(Saved entries)

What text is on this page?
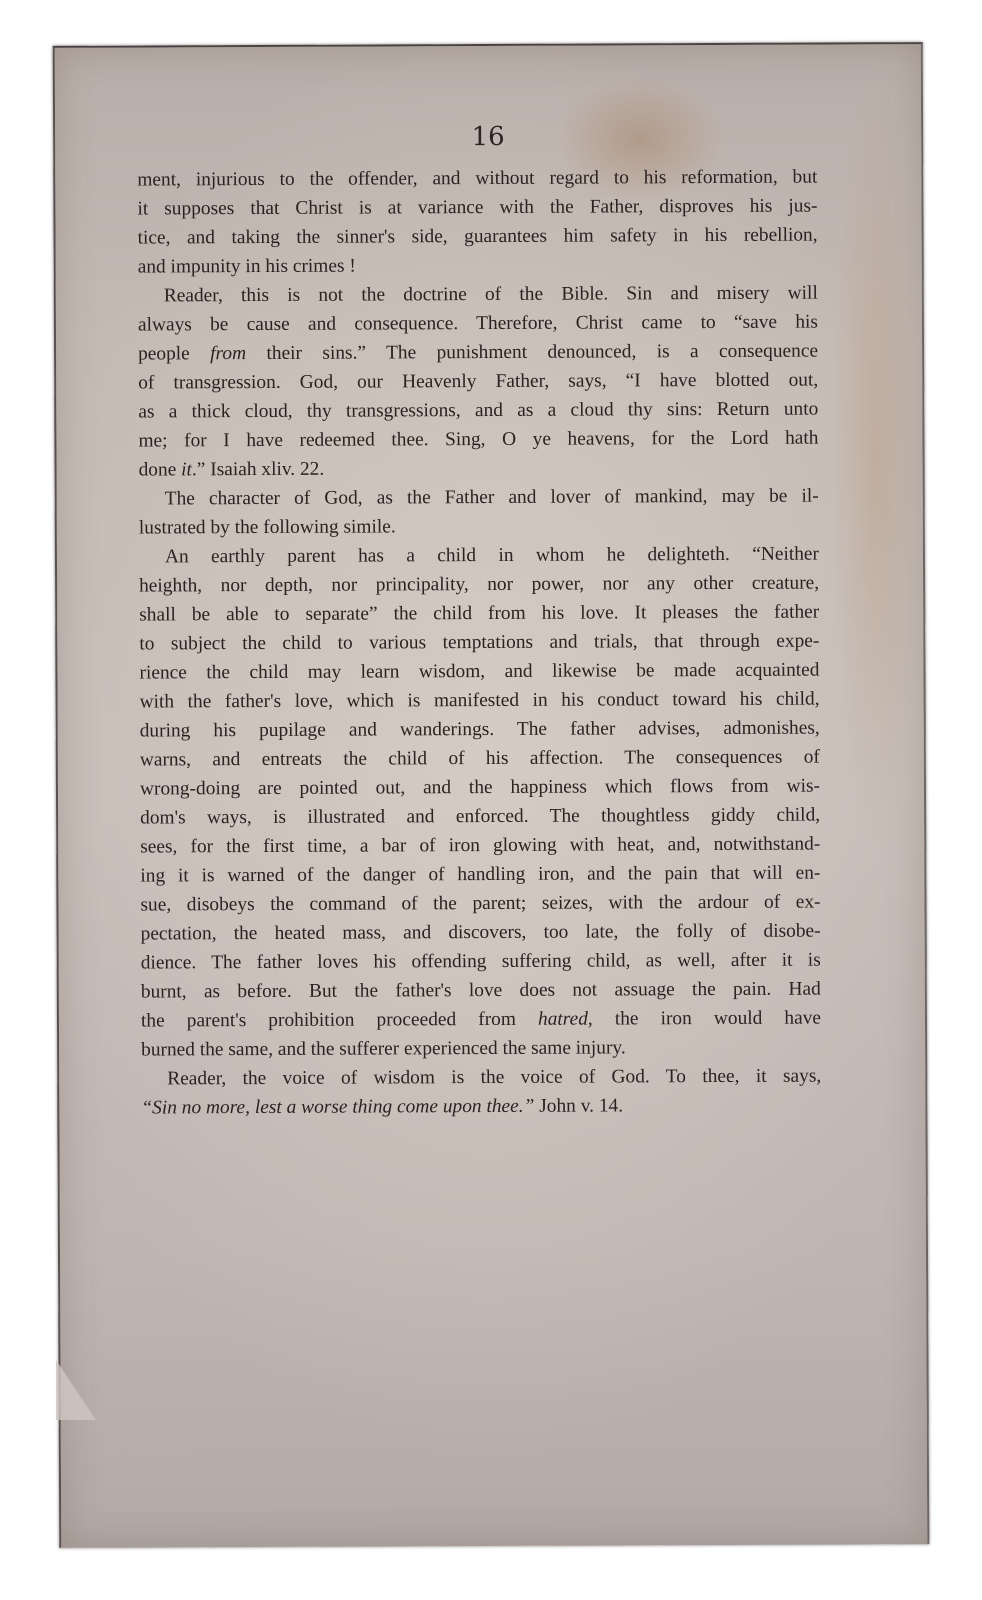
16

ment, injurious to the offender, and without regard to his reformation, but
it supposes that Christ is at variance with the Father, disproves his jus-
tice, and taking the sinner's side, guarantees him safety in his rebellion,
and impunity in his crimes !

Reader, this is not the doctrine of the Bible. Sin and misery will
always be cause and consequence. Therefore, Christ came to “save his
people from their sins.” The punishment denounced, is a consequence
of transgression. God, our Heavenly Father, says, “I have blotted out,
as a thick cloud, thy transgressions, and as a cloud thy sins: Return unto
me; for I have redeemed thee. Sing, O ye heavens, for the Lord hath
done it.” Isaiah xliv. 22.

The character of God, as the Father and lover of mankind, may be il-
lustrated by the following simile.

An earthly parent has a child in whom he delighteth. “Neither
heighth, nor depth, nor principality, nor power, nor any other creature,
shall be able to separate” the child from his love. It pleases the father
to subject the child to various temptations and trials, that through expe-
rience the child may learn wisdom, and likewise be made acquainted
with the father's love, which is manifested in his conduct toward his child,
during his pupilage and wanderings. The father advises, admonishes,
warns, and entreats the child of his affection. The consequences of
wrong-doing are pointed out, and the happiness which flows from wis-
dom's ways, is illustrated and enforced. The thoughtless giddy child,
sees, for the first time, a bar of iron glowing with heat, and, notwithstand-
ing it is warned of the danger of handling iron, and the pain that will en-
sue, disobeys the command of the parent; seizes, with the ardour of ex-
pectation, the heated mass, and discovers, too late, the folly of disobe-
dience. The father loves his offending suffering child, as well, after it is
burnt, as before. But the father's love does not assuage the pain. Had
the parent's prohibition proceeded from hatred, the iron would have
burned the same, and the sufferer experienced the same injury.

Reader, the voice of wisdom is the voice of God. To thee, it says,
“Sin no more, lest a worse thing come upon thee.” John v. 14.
==
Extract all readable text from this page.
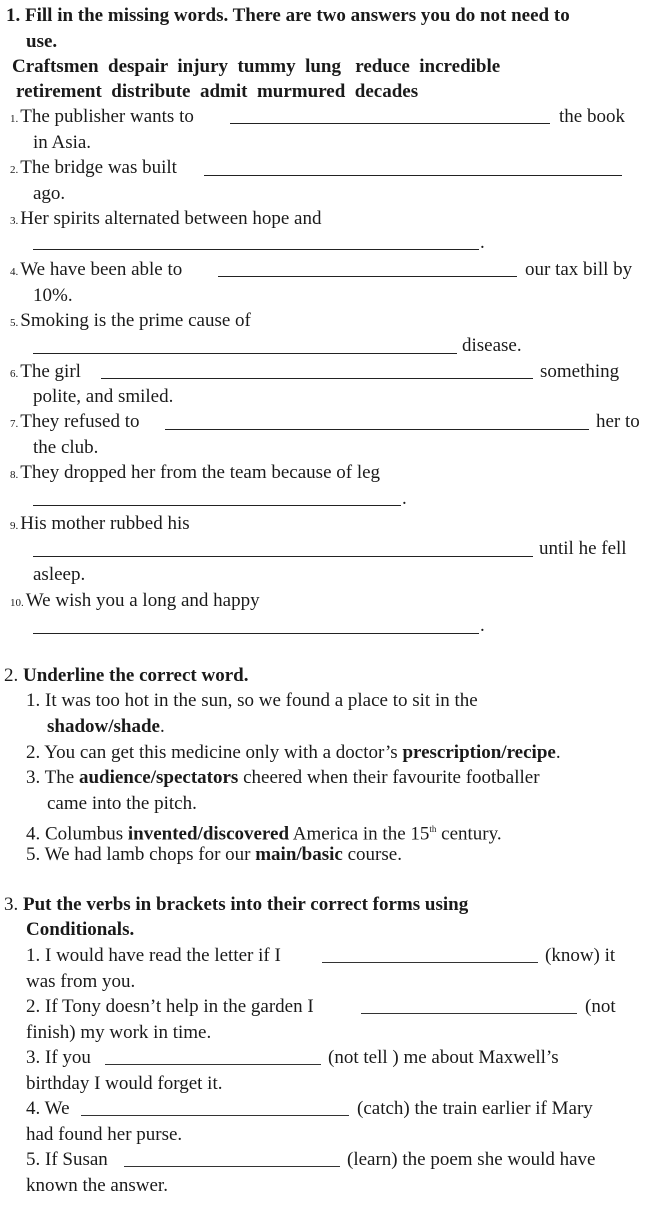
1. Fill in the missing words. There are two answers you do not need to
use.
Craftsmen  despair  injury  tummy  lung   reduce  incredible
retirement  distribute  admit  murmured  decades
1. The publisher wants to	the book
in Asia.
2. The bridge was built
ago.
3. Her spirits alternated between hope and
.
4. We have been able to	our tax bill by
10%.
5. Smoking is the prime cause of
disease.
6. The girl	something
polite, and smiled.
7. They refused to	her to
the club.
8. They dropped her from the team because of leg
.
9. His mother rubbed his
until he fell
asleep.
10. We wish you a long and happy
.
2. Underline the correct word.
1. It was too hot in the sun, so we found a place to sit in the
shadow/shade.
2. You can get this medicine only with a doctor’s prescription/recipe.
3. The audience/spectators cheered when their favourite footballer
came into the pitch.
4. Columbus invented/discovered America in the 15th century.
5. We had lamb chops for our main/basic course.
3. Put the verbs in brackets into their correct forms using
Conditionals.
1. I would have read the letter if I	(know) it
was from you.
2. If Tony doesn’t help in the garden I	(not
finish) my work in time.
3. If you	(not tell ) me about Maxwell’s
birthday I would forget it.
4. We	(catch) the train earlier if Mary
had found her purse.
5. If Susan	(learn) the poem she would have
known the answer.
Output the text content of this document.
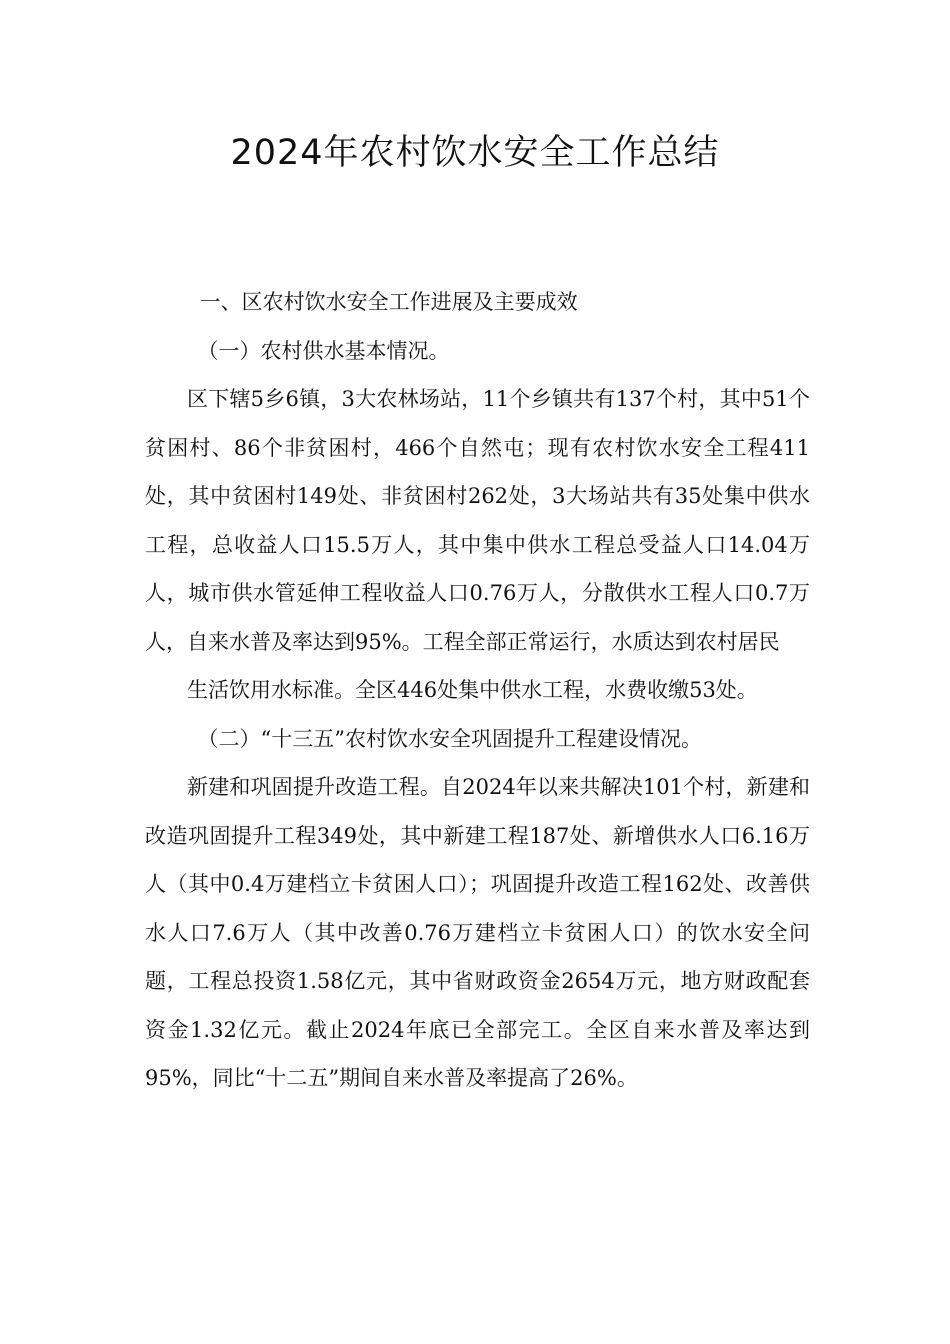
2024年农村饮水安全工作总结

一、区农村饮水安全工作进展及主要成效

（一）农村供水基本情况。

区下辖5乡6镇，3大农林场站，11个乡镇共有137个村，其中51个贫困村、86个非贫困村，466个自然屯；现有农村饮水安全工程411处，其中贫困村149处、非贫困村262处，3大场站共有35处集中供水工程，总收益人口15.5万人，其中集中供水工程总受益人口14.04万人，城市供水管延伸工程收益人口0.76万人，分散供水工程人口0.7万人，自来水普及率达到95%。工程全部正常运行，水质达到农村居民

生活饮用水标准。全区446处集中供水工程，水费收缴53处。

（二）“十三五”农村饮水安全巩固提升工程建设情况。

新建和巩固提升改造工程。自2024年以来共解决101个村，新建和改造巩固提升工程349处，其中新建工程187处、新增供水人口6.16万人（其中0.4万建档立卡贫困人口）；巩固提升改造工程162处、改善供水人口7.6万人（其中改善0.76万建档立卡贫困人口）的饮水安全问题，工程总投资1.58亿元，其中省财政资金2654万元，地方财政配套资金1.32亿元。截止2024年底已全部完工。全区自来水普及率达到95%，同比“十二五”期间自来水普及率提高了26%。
* * *
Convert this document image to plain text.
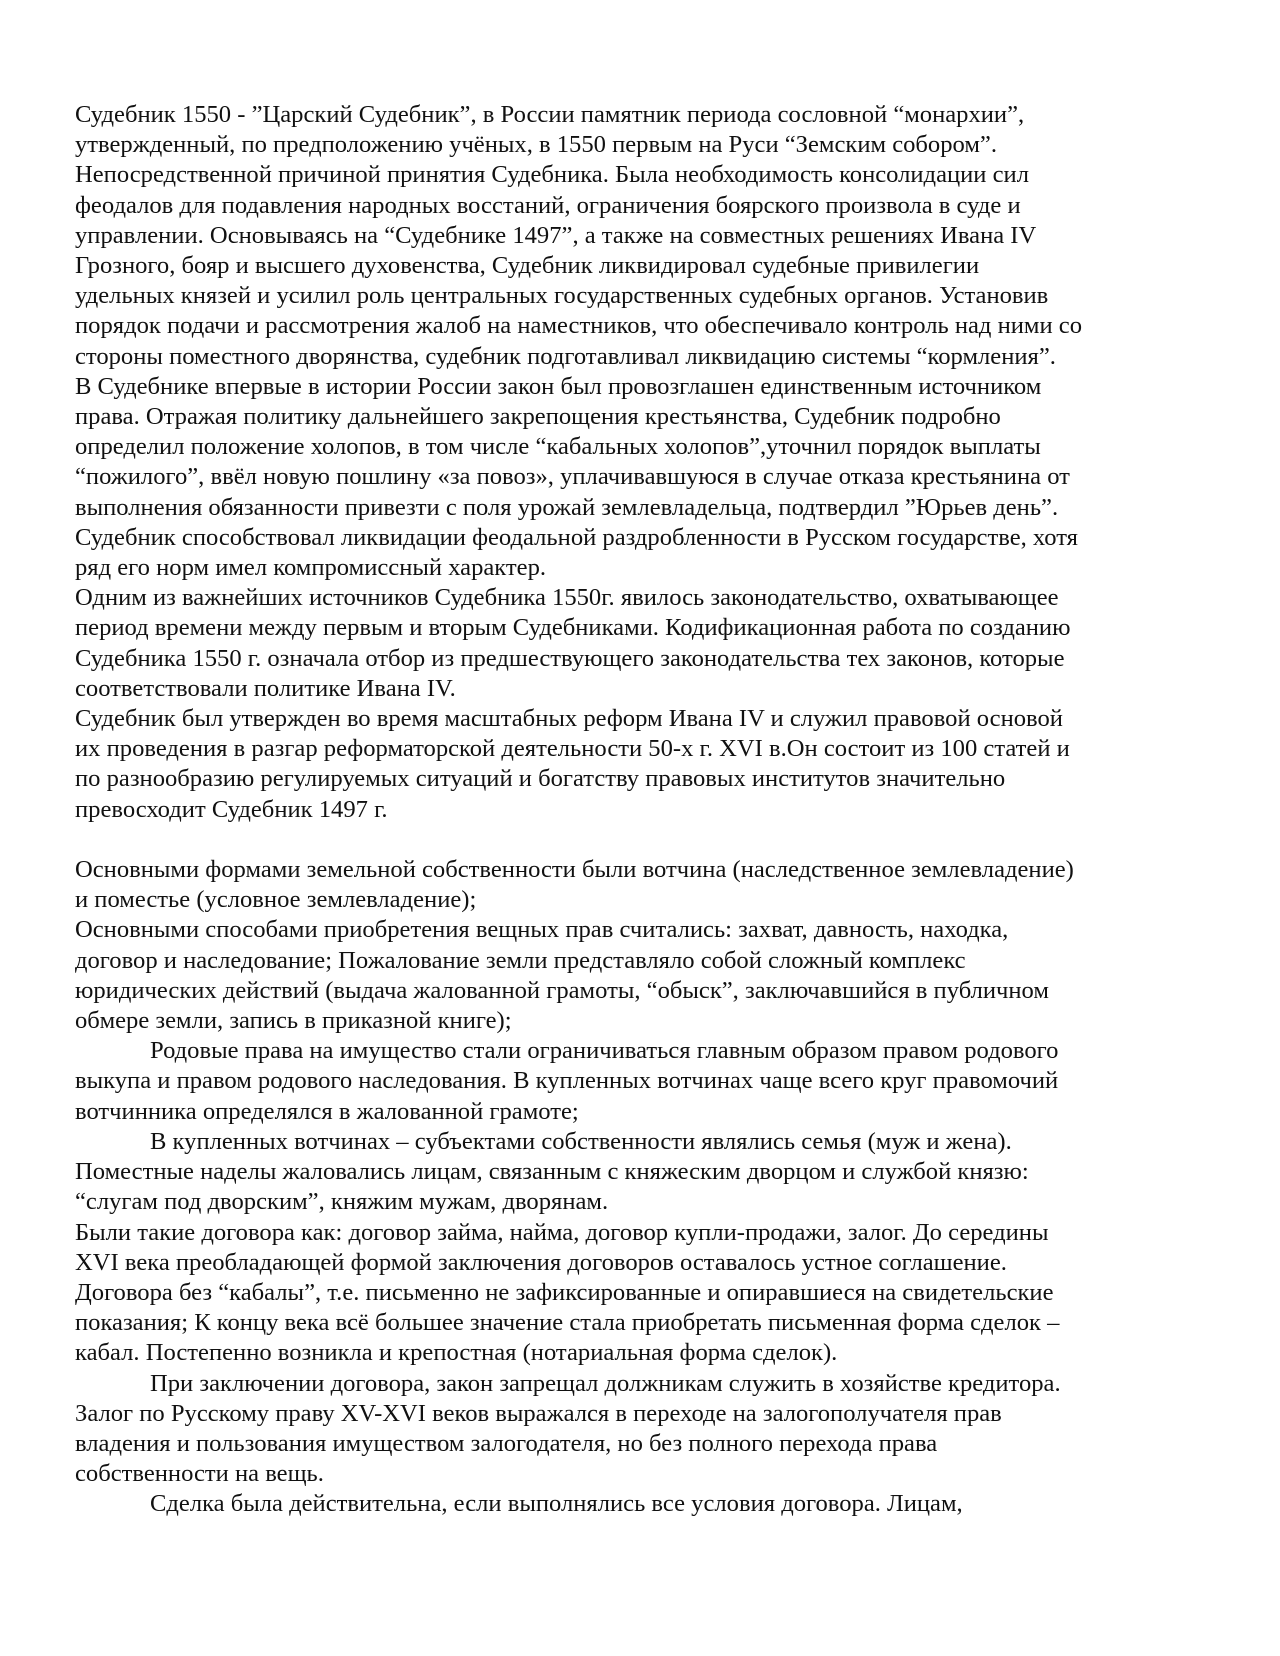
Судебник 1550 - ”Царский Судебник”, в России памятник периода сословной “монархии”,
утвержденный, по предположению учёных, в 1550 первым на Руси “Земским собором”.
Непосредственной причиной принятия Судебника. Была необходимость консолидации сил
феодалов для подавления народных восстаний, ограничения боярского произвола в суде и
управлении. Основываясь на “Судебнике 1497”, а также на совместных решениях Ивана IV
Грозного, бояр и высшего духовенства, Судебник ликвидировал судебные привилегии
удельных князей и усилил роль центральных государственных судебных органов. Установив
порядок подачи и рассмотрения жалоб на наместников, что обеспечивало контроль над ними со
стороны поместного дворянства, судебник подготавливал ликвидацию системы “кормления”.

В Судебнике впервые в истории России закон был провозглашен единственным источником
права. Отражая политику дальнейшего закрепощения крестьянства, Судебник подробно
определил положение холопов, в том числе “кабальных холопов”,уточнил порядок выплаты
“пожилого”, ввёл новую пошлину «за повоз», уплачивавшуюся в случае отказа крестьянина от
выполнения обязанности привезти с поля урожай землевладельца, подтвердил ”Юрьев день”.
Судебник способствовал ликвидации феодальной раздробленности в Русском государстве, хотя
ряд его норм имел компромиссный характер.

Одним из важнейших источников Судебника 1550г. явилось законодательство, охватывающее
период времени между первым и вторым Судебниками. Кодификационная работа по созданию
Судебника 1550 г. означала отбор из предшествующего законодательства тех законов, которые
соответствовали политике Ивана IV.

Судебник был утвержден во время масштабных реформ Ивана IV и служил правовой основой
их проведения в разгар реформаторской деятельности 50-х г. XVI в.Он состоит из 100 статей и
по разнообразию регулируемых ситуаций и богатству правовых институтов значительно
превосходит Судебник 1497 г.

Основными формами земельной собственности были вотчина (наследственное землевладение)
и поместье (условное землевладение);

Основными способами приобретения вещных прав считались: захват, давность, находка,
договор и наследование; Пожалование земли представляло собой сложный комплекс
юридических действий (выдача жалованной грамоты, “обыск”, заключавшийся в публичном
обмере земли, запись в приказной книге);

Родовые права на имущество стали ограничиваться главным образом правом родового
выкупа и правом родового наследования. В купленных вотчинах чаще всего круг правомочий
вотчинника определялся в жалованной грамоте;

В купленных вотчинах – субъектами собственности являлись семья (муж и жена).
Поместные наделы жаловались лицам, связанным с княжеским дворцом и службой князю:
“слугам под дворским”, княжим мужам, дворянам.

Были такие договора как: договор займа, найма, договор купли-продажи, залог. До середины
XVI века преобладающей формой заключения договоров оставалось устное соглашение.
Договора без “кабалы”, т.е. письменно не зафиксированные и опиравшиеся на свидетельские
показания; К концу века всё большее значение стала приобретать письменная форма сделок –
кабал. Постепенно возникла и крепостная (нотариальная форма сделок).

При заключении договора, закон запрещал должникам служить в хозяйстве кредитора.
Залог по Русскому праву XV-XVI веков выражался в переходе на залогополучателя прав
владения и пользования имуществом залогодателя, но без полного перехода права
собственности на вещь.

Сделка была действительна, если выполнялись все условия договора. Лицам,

*TASK INSTRUCTIONS*
State how many lines in the records above contain the word "Reader", giving only the number.

*SOLUTION BELOW*
2